## Exercise material
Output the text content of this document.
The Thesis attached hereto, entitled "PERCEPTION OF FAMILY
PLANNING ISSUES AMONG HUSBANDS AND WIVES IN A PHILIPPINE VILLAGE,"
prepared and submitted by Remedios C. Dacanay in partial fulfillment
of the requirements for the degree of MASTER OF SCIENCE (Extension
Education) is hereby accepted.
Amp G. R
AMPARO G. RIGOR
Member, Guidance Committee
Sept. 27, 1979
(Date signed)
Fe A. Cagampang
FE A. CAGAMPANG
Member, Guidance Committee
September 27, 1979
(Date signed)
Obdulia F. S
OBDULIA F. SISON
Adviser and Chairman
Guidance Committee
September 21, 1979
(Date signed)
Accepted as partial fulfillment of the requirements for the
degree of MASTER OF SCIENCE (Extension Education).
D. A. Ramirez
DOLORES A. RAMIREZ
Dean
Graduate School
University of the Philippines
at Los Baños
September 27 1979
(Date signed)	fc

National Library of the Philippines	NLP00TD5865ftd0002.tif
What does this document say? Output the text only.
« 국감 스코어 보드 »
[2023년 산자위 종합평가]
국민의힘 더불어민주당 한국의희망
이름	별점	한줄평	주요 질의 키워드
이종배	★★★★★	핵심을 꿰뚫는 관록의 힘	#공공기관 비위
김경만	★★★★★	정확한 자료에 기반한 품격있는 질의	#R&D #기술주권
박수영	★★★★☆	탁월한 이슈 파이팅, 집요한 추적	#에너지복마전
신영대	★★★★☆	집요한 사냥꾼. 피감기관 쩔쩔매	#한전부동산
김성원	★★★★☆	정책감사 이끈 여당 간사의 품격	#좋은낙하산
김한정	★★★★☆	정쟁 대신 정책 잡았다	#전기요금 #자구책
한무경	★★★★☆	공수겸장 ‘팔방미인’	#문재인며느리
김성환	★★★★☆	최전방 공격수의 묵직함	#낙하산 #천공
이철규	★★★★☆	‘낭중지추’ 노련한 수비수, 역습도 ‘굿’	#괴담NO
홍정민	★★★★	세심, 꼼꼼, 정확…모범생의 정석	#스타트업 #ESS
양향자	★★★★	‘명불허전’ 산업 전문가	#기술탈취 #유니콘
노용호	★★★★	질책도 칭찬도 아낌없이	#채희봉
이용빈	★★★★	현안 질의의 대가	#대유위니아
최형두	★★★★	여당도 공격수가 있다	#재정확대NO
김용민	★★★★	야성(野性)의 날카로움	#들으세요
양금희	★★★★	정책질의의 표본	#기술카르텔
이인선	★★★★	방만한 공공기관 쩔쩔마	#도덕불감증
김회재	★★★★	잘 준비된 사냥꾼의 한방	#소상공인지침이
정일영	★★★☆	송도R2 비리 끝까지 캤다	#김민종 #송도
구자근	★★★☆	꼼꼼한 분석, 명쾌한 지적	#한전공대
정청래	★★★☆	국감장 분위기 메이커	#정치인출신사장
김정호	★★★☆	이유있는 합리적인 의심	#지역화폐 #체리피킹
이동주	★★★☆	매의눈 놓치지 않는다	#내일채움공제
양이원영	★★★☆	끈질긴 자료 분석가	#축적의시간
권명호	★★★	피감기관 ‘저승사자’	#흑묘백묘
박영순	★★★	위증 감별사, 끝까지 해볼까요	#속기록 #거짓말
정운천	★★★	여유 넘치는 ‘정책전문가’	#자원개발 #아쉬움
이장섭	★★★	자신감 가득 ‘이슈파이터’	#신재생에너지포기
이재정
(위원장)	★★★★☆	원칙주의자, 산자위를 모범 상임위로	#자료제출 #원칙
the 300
==
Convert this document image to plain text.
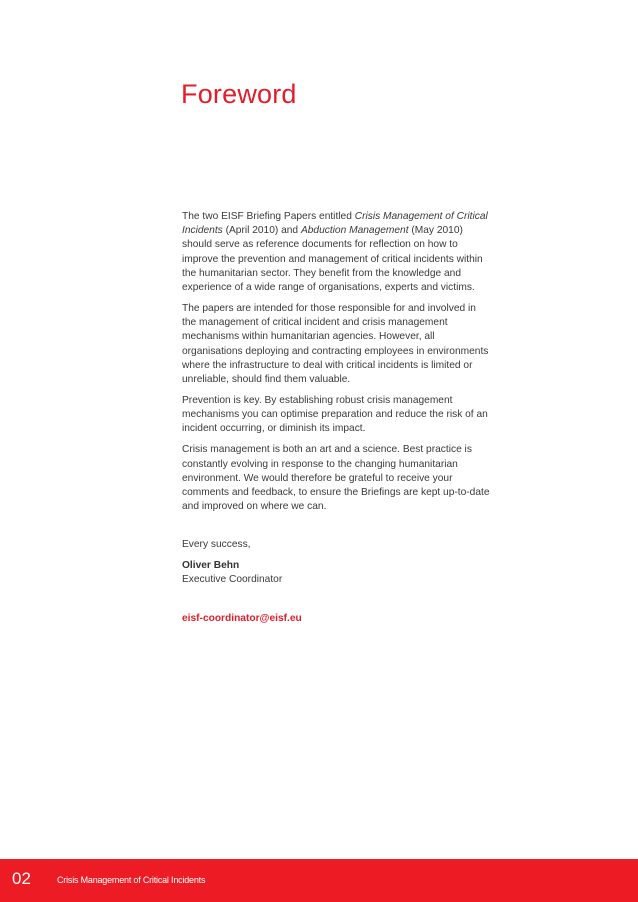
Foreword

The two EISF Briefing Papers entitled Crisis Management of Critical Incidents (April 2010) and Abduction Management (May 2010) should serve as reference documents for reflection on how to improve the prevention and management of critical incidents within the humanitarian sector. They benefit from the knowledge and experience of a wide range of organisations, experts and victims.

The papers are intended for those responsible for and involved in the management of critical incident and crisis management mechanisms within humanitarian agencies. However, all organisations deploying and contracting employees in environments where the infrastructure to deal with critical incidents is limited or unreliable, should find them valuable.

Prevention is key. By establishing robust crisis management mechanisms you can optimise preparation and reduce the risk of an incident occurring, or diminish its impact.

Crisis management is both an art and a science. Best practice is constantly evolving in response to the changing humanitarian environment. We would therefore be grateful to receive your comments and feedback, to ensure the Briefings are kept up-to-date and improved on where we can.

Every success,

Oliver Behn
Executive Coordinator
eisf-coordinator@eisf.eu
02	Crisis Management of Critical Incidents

## Short exercise
Look over the listing. Pull out every line with the string "requirements" in it.

## Written solution
of the requirements for the degree of MASTER OF SCIENCE (Extension
Accepted as partial fulfillment of the requirements for the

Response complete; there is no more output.